■ Directions
Write out the listing beneath this instruction in its entirety, exactly as it reads.

== Information given ==

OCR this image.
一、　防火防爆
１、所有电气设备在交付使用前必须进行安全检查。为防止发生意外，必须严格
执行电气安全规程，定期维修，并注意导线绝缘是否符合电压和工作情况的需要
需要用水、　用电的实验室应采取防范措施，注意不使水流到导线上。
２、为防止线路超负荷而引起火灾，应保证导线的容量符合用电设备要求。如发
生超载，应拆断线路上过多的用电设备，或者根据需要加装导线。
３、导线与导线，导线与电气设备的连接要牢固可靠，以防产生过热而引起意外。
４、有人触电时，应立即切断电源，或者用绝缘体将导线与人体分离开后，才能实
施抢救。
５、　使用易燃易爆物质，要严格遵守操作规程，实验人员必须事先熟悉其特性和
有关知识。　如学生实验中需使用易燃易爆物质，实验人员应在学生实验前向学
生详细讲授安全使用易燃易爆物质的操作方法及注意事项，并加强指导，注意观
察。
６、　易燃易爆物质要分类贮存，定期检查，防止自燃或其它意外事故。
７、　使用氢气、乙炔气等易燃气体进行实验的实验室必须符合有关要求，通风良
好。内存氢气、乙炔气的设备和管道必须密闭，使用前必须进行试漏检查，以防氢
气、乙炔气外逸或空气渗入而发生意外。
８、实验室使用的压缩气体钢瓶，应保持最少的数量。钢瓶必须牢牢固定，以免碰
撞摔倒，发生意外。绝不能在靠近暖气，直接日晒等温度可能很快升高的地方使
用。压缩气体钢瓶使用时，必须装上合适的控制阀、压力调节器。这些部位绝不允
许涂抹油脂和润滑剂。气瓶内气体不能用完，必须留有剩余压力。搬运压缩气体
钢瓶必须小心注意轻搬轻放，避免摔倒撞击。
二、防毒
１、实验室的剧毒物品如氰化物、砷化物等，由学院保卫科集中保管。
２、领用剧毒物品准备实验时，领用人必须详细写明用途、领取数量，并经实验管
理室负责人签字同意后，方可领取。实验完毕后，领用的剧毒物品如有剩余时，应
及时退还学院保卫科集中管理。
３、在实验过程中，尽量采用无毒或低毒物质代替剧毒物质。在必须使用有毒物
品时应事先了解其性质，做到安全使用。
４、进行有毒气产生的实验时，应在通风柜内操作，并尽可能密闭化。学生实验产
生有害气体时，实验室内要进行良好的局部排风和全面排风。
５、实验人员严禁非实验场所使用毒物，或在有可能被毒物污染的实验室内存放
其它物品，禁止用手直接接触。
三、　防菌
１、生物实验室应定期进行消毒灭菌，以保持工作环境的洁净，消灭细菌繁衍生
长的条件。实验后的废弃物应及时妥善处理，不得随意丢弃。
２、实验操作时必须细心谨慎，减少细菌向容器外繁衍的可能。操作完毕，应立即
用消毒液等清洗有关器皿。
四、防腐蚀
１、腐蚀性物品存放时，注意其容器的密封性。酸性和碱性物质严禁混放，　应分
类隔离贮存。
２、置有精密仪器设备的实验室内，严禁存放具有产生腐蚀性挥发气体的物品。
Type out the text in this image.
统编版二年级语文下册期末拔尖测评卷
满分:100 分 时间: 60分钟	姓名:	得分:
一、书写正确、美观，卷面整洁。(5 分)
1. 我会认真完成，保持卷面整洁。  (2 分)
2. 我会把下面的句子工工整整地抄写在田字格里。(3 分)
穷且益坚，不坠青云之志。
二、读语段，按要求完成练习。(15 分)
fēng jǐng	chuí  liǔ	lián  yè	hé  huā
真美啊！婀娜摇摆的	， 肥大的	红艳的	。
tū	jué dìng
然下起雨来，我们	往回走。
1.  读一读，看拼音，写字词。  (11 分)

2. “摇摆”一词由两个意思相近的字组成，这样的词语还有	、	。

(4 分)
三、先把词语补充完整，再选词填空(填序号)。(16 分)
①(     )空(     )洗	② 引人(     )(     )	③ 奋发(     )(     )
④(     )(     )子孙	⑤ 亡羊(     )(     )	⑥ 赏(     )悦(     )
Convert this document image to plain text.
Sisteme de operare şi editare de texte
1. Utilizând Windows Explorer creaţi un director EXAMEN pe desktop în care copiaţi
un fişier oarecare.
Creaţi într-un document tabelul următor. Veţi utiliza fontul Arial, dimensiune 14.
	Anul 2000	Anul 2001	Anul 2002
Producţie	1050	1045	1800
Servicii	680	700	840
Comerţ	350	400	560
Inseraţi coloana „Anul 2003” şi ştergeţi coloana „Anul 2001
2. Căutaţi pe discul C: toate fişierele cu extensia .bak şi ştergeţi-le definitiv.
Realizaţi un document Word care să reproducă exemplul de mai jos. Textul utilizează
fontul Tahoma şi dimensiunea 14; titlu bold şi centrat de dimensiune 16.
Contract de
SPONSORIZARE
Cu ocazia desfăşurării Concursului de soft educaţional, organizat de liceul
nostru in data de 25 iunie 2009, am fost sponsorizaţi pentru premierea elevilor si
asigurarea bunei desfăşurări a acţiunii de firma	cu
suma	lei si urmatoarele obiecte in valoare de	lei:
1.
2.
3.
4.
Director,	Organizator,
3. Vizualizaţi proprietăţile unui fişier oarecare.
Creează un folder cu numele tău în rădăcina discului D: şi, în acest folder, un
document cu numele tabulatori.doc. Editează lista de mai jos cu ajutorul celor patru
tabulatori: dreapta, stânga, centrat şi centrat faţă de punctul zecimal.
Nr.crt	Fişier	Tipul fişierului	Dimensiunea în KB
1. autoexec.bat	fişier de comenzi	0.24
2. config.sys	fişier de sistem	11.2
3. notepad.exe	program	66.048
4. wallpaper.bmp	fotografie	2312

===

■ Written response
OCR this image.
一、　防火防爆
１、所有电气设备在交付使用前必须进行安全检查。为防止发生意外，必须严格
执行电气安全规程，定期维修，并注意导线绝缘是否符合电压和工作情况的需要
需要用水、　用电的实验室应采取防范措施，注意不使水流到导线上。
２、为防止线路超负荷而引起火灾，应保证导线的容量符合用电设备要求。如发
生超载，应拆断线路上过多的用电设备，或者根据需要加装导线。
３、导线与导线，导线与电气设备的连接要牢固可靠，以防产生过热而引起意外。
４、有人触电时，应立即切断电源，或者用绝缘体将导线与人体分离开后，才能实
施抢救。
５、　使用易燃易爆物质，要严格遵守操作规程，实验人员必须事先熟悉其特性和
有关知识。　如学生实验中需使用易燃易爆物质，实验人员应在学生实验前向学
生详细讲授安全使用易燃易爆物质的操作方法及注意事项，并加强指导，注意观
察。
６、　易燃易爆物质要分类贮存，定期检查，防止自燃或其它意外事故。
７、　使用氢气、乙炔气等易燃气体进行实验的实验室必须符合有关要求，通风良
好。内存氢气、乙炔气的设备和管道必须密闭，使用前必须进行试漏检查，以防氢
气、乙炔气外逸或空气渗入而发生意外。
８、实验室使用的压缩气体钢瓶，应保持最少的数量。钢瓶必须牢牢固定，以免碰
撞摔倒，发生意外。绝不能在靠近暖气，直接日晒等温度可能很快升高的地方使
用。压缩气体钢瓶使用时，必须装上合适的控制阀、压力调节器。这些部位绝不允
许涂抹油脂和润滑剂。气瓶内气体不能用完，必须留有剩余压力。搬运压缩气体
钢瓶必须小心注意轻搬轻放，避免摔倒撞击。
二、防毒
１、实验室的剧毒物品如氰化物、砷化物等，由学院保卫科集中保管。
２、领用剧毒物品准备实验时，领用人必须详细写明用途、领取数量，并经实验管
理室负责人签字同意后，方可领取。实验完毕后，领用的剧毒物品如有剩余时，应
及时退还学院保卫科集中管理。
３、在实验过程中，尽量采用无毒或低毒物质代替剧毒物质。在必须使用有毒物
品时应事先了解其性质，做到安全使用。
４、进行有毒气产生的实验时，应在通风柜内操作，并尽可能密闭化。学生实验产
生有害气体时，实验室内要进行良好的局部排风和全面排风。
５、实验人员严禁非实验场所使用毒物，或在有可能被毒物污染的实验室内存放
其它物品，禁止用手直接接触。
三、　防菌
１、生物实验室应定期进行消毒灭菌，以保持工作环境的洁净，消灭细菌繁衍生
长的条件。实验后的废弃物应及时妥善处理，不得随意丢弃。
２、实验操作时必须细心谨慎，减少细菌向容器外繁衍的可能。操作完毕，应立即
用消毒液等清洗有关器皿。
四、防腐蚀
１、腐蚀性物品存放时，注意其容器的密封性。酸性和碱性物质严禁混放，　应分
类隔离贮存。
２、置有精密仪器设备的实验室内，严禁存放具有产生腐蚀性挥发气体的物品。
Type out the text in this image.
统编版二年级语文下册期末拔尖测评卷
满分:100 分 时间: 60分钟	姓名:	得分:
一、书写正确、美观，卷面整洁。(5 分)
1. 我会认真完成，保持卷面整洁。  (2 分)
2. 我会把下面的句子工工整整地抄写在田字格里。(3 分)
穷且益坚，不坠青云之志。
二、读语段，按要求完成练习。(15 分)
fēng jǐng	chuí  liǔ	lián  yè	hé  huā
真美啊！婀娜摇摆的	， 肥大的	红艳的	。
tū	jué dìng
然下起雨来，我们	往回走。
1.  读一读，看拼音，写字词。  (11 分)

2. “摇摆”一词由两个意思相近的字组成，这样的词语还有	、	。

(4 分)
三、先把词语补充完整，再选词填空(填序号)。(16 分)
①(     )空(     )洗	② 引人(     )(     )	③ 奋发(     )(     )
④(     )(     )子孙	⑤ 亡羊(     )(     )	⑥ 赏(     )悦(     )
Convert this document image to plain text.
Sisteme de operare şi editare de texte
1. Utilizând Windows Explorer creaţi un director EXAMEN pe desktop în care copiaţi
un fişier oarecare.
Creaţi într-un document tabelul următor. Veţi utiliza fontul Arial, dimensiune 14.
	Anul 2000	Anul 2001	Anul 2002
Producţie	1050	1045	1800
Servicii	680	700	840
Comerţ	350	400	560
Inseraţi coloana „Anul 2003” şi ştergeţi coloana „Anul 2001
2. Căutaţi pe discul C: toate fişierele cu extensia .bak şi ştergeţi-le definitiv.
Realizaţi un document Word care să reproducă exemplul de mai jos. Textul utilizează
fontul Tahoma şi dimensiunea 14; titlu bold şi centrat de dimensiune 16.
Contract de
SPONSORIZARE
Cu ocazia desfăşurării Concursului de soft educaţional, organizat de liceul
nostru in data de 25 iunie 2009, am fost sponsorizaţi pentru premierea elevilor si
asigurarea bunei desfăşurări a acţiunii de firma	cu
suma	lei si urmatoarele obiecte in valoare de	lei:
1.
2.
3.
4.
Director,	Organizator,
3. Vizualizaţi proprietăţile unui fişier oarecare.
Creează un folder cu numele tău în rădăcina discului D: şi, în acest folder, un
document cu numele tabulatori.doc. Editează lista de mai jos cu ajutorul celor patru
tabulatori: dreapta, stânga, centrat şi centrat faţă de punctul zecimal.
Nr.crt	Fişier	Tipul fişierului	Dimensiunea în KB
1. autoexec.bat	fişier de comenzi	0.24
2. config.sys	fişier de sistem	11.2
3. notepad.exe	program	66.048
4. wallpaper.bmp	fotografie	2312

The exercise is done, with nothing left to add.